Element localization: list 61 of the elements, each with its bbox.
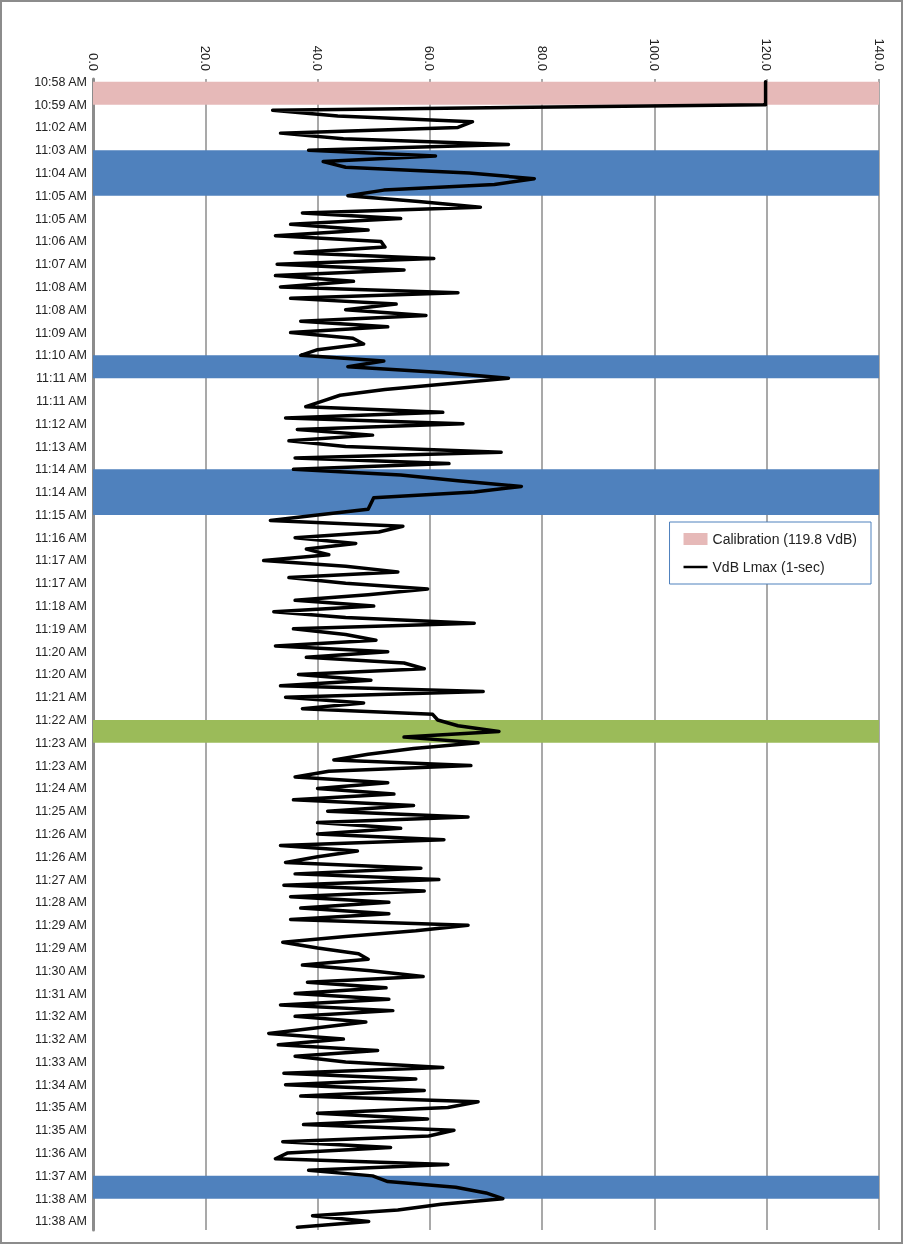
y-tick-label: 11:29 AM: [35, 940, 87, 955]
y-tick-label: 11:34 AM: [35, 1077, 87, 1092]
y-tick-label: 11:03 AM: [35, 143, 87, 158]
y-tick-label: 11:20 AM: [35, 644, 87, 659]
y-tick-label: 11:16 AM: [35, 530, 87, 545]
y-tick-label: 11:25 AM: [35, 804, 87, 819]
y-tick-label: 11:15 AM: [35, 507, 87, 522]
y-tick-label: 11:07 AM: [35, 257, 87, 272]
y-tick-label: 11:17 AM: [35, 576, 87, 591]
y-tick-label: 11:38 AM: [35, 1191, 87, 1206]
y-tick-label: 11:09 AM: [35, 325, 87, 340]
y-tick-label: 11:05 AM: [35, 188, 87, 203]
y-tick-label: 11:14 AM: [35, 462, 87, 477]
x-tick-label: 60.0: [422, 45, 438, 71]
y-tick-label: 11:22 AM: [35, 713, 87, 728]
y-tick-label: 11:02 AM: [35, 120, 87, 135]
y-tick-label: 11:08 AM: [35, 279, 87, 294]
y-tick-label: 11:19 AM: [35, 621, 87, 636]
y-tick-label: 10:59 AM: [34, 97, 87, 112]
x-tick-label: 80.0: [534, 45, 550, 71]
y-tick-label: 11:24 AM: [35, 781, 87, 796]
y-tick-label: 11:13 AM: [35, 439, 87, 454]
legend-label: VdB Lmax (1-sec): [712, 559, 825, 575]
legend-label: Calibration (119.8 VdB): [712, 531, 857, 547]
y-tick-label: 11:30 AM: [35, 963, 87, 978]
y-tick-label: 11:35 AM: [35, 1123, 87, 1138]
y-tick-label: 11:29 AM: [35, 918, 87, 933]
y-tick-label: 11:37 AM: [35, 1168, 87, 1183]
y-tick-label: 11:20 AM: [35, 667, 87, 682]
x-tick-label: 40.0: [310, 45, 326, 71]
x-tick-label: 0.0: [85, 52, 101, 71]
y-tick-label: 11:04 AM: [35, 166, 87, 181]
y-tick-label: 11:35 AM: [35, 1100, 87, 1115]
y-tick-label: 11:27 AM: [35, 872, 87, 887]
y-tick-label: 11:10 AM: [35, 348, 87, 363]
y-tick-label: 11:11 AM: [36, 393, 87, 408]
y-tick-label: 11:23 AM: [35, 758, 87, 773]
y-tick-label: 11:21 AM: [35, 690, 87, 705]
y-tick-label: 11:26 AM: [35, 849, 87, 864]
y-tick-label: 11:14 AM: [35, 485, 87, 500]
y-tick-label: 11:08 AM: [35, 302, 87, 317]
y-tick-label: 11:33 AM: [35, 1054, 87, 1069]
y-tick-label: 10:58 AM: [34, 74, 87, 89]
y-tick-label: 11:05 AM: [35, 211, 87, 226]
y-tick-label: 11:11 AM: [36, 371, 87, 386]
x-tick-label: 120.0: [759, 38, 775, 71]
x-tick-label: 100.0: [646, 38, 662, 71]
x-tick-label: 20.0: [197, 45, 213, 71]
y-tick-label: 11:32 AM: [35, 1032, 87, 1047]
y-tick-label: 11:26 AM: [35, 826, 87, 841]
y-tick-label: 11:06 AM: [35, 234, 87, 249]
y-tick-label: 11:38 AM: [35, 1214, 87, 1229]
y-tick-label: 11:18 AM: [35, 599, 87, 614]
y-tick-label: 11:36 AM: [35, 1146, 87, 1161]
y-tick-label: 11:17 AM: [35, 553, 87, 568]
y-tick-label: 11:28 AM: [35, 895, 87, 910]
y-tick-label: 11:23 AM: [35, 735, 87, 750]
y-tick-label: 11:31 AM: [35, 986, 87, 1001]
y-tick-label: 11:12 AM: [35, 416, 87, 431]
y-tick-label: 11:32 AM: [35, 1009, 87, 1024]
x-tick-label: 140.0: [871, 38, 887, 71]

####

• **Task statement**
Could you write out all of the material above again, replacing every "legend-label" with "series-label", changing nothing else and leaving the picture out?

• **Finished answer**
Element localization: list 61 of the elements, each with its bbox.
y-tick-label: 11:29 AM: [35, 940, 87, 955]
y-tick-label: 11:34 AM: [35, 1077, 87, 1092]
y-tick-label: 11:03 AM: [35, 143, 87, 158]
y-tick-label: 11:20 AM: [35, 644, 87, 659]
y-tick-label: 11:16 AM: [35, 530, 87, 545]
y-tick-label: 11:25 AM: [35, 804, 87, 819]
y-tick-label: 11:15 AM: [35, 507, 87, 522]
y-tick-label: 11:07 AM: [35, 257, 87, 272]
y-tick-label: 11:17 AM: [35, 576, 87, 591]
y-tick-label: 11:38 AM: [35, 1191, 87, 1206]
y-tick-label: 11:09 AM: [35, 325, 87, 340]
y-tick-label: 11:05 AM: [35, 188, 87, 203]
y-tick-label: 11:14 AM: [35, 462, 87, 477]
x-tick-label: 60.0: [422, 45, 438, 71]
y-tick-label: 11:22 AM: [35, 713, 87, 728]
y-tick-label: 11:02 AM: [35, 120, 87, 135]
y-tick-label: 11:08 AM: [35, 279, 87, 294]
y-tick-label: 11:19 AM: [35, 621, 87, 636]
y-tick-label: 10:59 AM: [34, 97, 87, 112]
x-tick-label: 80.0: [534, 45, 550, 71]
y-tick-label: 11:24 AM: [35, 781, 87, 796]
y-tick-label: 11:13 AM: [35, 439, 87, 454]
series-label: VdB Lmax (1-sec): [712, 559, 825, 575]
series-label: Calibration (119.8 VdB): [712, 531, 857, 547]
y-tick-label: 11:30 AM: [35, 963, 87, 978]
y-tick-label: 11:35 AM: [35, 1123, 87, 1138]
y-tick-label: 11:29 AM: [35, 918, 87, 933]
y-tick-label: 11:37 AM: [35, 1168, 87, 1183]
y-tick-label: 11:20 AM: [35, 667, 87, 682]
x-tick-label: 40.0: [310, 45, 326, 71]
x-tick-label: 0.0: [85, 52, 101, 71]
y-tick-label: 11:04 AM: [35, 166, 87, 181]
y-tick-label: 11:35 AM: [35, 1100, 87, 1115]
y-tick-label: 11:27 AM: [35, 872, 87, 887]
y-tick-label: 11:10 AM: [35, 348, 87, 363]
y-tick-label: 11:11 AM: [36, 393, 87, 408]
y-tick-label: 11:23 AM: [35, 758, 87, 773]
y-tick-label: 11:21 AM: [35, 690, 87, 705]
y-tick-label: 11:26 AM: [35, 849, 87, 864]
y-tick-label: 11:14 AM: [35, 485, 87, 500]
y-tick-label: 11:08 AM: [35, 302, 87, 317]
y-tick-label: 11:33 AM: [35, 1054, 87, 1069]
y-tick-label: 10:58 AM: [34, 74, 87, 89]
y-tick-label: 11:05 AM: [35, 211, 87, 226]
y-tick-label: 11:11 AM: [36, 371, 87, 386]
x-tick-label: 120.0: [759, 38, 775, 71]
x-tick-label: 100.0: [646, 38, 662, 71]
x-tick-label: 20.0: [197, 45, 213, 71]
y-tick-label: 11:32 AM: [35, 1032, 87, 1047]
y-tick-label: 11:26 AM: [35, 826, 87, 841]
y-tick-label: 11:06 AM: [35, 234, 87, 249]
y-tick-label: 11:38 AM: [35, 1214, 87, 1229]
y-tick-label: 11:18 AM: [35, 599, 87, 614]
y-tick-label: 11:36 AM: [35, 1146, 87, 1161]
y-tick-label: 11:17 AM: [35, 553, 87, 568]
y-tick-label: 11:28 AM: [35, 895, 87, 910]
y-tick-label: 11:23 AM: [35, 735, 87, 750]
y-tick-label: 11:31 AM: [35, 986, 87, 1001]
y-tick-label: 11:12 AM: [35, 416, 87, 431]
y-tick-label: 11:32 AM: [35, 1009, 87, 1024]
x-tick-label: 140.0: [871, 38, 887, 71]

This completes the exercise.